┌──
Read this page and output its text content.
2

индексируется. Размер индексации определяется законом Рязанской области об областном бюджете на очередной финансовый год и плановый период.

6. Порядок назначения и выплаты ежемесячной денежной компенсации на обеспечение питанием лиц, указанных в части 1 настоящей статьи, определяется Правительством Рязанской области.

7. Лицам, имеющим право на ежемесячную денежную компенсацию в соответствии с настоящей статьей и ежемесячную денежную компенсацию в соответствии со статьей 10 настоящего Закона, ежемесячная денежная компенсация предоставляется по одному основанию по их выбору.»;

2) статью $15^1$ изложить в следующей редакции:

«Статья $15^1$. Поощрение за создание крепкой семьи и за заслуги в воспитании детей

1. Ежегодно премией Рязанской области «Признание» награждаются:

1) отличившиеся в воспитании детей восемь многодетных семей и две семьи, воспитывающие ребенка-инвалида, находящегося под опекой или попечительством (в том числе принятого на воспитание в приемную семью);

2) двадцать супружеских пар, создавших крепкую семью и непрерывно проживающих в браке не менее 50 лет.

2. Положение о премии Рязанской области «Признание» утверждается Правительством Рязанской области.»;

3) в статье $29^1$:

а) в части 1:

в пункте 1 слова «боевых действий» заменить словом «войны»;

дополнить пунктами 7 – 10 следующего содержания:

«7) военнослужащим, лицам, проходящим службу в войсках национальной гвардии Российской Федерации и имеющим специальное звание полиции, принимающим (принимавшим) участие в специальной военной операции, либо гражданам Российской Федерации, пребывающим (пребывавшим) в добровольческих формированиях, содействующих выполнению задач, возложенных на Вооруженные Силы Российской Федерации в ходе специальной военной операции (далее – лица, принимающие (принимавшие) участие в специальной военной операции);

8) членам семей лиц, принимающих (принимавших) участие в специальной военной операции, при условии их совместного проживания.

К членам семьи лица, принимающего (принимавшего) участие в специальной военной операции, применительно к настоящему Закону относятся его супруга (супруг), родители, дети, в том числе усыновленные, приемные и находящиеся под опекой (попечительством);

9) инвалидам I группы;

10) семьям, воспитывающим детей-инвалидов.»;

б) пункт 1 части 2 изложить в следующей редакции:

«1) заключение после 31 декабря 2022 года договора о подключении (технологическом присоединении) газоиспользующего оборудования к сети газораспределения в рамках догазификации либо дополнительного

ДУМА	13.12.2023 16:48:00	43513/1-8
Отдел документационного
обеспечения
└──
# WRITTEN REQUEST
Without leaving anything out, give the entries again exactly.

# FINAL RESULT
Read this page and output its text content.
2

индексируется. Размер индексации определяется законом Рязанской области об областном бюджете на очередной финансовый год и плановый период.

6. Порядок назначения и выплаты ежемесячной денежной компенсации на обеспечение питанием лиц, указанных в части 1 настоящей статьи, определяется Правительством Рязанской области.

7. Лицам, имеющим право на ежемесячную денежную компенсацию в соответствии с настоящей статьей и ежемесячную денежную компенсацию в соответствии со статьей 10 настоящего Закона, ежемесячная денежная компенсация предоставляется по одному основанию по их выбору.»;

2) статью $15^1$ изложить в следующей редакции:

«Статья $15^1$. Поощрение за создание крепкой семьи и за заслуги в воспитании детей

1. Ежегодно премией Рязанской области «Признание» награждаются:

1) отличившиеся в воспитании детей восемь многодетных семей и две семьи, воспитывающие ребенка-инвалида, находящегося под опекой или попечительством (в том числе принятого на воспитание в приемную семью);

2) двадцать супружеских пар, создавших крепкую семью и непрерывно проживающих в браке не менее 50 лет.

2. Положение о премии Рязанской области «Признание» утверждается Правительством Рязанской области.»;

3) в статье $29^1$:

а) в части 1:

в пункте 1 слова «боевых действий» заменить словом «войны»;

дополнить пунктами 7 – 10 следующего содержания:

«7) военнослужащим, лицам, проходящим службу в войсках национальной гвардии Российской Федерации и имеющим специальное звание полиции, принимающим (принимавшим) участие в специальной военной операции, либо гражданам Российской Федерации, пребывающим (пребывавшим) в добровольческих формированиях, содействующих выполнению задач, возложенных на Вооруженные Силы Российской Федерации в ходе специальной военной операции (далее – лица, принимающие (принимавшие) участие в специальной военной операции);

8) членам семей лиц, принимающих (принимавших) участие в специальной военной операции, при условии их совместного проживания.

К членам семьи лица, принимающего (принимавшего) участие в специальной военной операции, применительно к настоящему Закону относятся его супруга (супруг), родители, дети, в том числе усыновленные, приемные и находящиеся под опекой (попечительством);

9) инвалидам I группы;

10) семьям, воспитывающим детей-инвалидов.»;

б) пункт 1 части 2 изложить в следующей редакции:

«1) заключение после 31 декабря 2022 года договора о подключении (технологическом присоединении) газоиспользующего оборудования к сети газораспределения в рамках догазификации либо дополнительного

ДУМА	13.12.2023 16:48:00	43513/1-8
Отдел документационного
обеспечения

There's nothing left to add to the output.